Data records:
((

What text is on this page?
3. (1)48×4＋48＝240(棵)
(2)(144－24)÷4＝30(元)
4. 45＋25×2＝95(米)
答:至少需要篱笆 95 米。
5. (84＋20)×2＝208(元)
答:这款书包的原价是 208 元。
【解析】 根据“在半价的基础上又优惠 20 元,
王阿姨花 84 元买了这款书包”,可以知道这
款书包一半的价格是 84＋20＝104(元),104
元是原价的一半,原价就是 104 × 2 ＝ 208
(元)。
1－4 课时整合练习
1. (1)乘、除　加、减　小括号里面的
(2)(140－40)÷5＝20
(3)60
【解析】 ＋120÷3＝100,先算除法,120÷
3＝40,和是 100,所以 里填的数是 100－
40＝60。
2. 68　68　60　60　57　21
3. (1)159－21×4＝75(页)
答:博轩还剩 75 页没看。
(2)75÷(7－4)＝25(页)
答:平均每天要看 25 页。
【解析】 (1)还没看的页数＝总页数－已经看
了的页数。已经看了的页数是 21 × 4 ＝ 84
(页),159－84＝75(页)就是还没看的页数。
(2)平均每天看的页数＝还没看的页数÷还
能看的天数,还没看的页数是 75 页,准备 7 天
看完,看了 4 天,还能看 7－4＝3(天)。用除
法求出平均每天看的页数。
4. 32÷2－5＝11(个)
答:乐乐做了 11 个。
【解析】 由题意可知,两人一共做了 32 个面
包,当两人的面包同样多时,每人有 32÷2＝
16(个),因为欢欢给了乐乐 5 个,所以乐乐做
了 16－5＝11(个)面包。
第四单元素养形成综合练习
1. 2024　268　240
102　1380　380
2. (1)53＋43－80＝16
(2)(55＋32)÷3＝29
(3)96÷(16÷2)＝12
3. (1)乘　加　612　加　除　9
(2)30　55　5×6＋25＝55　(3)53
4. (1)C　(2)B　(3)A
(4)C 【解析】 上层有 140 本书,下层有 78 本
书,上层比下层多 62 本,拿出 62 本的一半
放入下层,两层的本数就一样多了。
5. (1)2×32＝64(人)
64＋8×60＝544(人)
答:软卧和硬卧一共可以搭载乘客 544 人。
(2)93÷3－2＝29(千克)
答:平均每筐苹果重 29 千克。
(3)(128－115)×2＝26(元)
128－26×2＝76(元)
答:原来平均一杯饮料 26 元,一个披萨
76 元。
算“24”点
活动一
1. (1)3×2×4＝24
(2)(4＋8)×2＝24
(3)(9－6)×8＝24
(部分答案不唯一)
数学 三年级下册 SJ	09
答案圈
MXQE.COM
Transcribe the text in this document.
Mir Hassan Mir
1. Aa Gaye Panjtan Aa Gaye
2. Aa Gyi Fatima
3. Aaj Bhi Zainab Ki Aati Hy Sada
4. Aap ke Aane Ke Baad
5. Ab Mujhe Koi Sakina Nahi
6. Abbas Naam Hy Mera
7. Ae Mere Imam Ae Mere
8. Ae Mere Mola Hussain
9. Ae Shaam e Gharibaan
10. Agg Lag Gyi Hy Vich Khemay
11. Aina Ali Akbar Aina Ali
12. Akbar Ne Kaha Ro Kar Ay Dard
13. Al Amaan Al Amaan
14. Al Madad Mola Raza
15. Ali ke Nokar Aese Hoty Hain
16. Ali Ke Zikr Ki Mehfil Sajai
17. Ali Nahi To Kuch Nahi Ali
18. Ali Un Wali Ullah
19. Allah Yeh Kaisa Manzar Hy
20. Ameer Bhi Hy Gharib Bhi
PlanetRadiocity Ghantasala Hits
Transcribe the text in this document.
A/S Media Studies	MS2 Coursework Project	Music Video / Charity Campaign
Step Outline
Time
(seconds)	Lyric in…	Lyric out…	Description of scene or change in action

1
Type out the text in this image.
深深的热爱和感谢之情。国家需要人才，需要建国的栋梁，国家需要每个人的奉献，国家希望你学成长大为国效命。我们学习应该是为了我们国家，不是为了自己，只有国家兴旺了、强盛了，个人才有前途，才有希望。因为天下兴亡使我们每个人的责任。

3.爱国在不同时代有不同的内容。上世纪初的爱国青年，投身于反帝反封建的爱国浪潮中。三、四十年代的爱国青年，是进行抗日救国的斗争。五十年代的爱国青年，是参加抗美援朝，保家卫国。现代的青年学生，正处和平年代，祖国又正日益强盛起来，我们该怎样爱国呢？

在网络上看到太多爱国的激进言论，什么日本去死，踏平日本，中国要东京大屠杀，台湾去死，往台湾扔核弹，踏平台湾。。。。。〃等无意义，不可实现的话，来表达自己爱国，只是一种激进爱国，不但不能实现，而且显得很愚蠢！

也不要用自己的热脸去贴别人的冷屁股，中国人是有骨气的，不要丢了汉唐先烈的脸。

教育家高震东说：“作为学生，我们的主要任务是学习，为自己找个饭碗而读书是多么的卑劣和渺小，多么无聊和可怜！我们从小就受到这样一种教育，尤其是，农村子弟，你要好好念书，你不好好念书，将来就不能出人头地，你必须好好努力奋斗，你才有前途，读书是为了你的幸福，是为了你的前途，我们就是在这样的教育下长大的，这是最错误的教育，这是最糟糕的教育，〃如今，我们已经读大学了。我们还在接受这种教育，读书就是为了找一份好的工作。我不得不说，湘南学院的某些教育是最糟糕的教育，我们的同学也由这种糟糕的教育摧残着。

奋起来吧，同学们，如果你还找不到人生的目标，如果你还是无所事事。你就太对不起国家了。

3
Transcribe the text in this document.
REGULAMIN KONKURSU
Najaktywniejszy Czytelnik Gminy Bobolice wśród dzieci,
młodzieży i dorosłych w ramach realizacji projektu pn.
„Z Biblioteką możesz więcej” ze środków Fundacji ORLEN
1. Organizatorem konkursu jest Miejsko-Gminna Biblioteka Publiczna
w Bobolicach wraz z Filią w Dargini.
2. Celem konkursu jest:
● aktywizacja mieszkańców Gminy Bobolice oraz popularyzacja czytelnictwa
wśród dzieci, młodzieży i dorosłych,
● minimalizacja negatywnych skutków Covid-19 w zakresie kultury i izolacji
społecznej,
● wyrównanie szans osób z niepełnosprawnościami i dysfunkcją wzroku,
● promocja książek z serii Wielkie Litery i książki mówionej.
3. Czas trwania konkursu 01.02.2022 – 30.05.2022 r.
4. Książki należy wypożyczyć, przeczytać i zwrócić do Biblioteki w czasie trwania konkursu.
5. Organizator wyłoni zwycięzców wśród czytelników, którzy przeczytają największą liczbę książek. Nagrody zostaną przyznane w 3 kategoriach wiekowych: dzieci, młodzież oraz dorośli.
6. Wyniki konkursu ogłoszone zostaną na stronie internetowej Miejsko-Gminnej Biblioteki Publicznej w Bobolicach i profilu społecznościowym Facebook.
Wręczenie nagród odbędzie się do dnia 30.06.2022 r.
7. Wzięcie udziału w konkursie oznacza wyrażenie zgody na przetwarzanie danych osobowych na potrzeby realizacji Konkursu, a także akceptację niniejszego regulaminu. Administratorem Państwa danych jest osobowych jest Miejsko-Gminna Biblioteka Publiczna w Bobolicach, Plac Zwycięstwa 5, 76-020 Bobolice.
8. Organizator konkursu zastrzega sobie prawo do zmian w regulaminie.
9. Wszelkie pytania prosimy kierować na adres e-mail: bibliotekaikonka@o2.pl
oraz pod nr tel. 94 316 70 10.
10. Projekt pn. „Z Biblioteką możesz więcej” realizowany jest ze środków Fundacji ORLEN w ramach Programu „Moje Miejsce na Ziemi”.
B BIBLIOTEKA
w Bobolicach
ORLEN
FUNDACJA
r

))

### Task instructions
Each line in the material either holds the string "Biblioteką" or does not. State how many do, and nothing else.

### Result below
2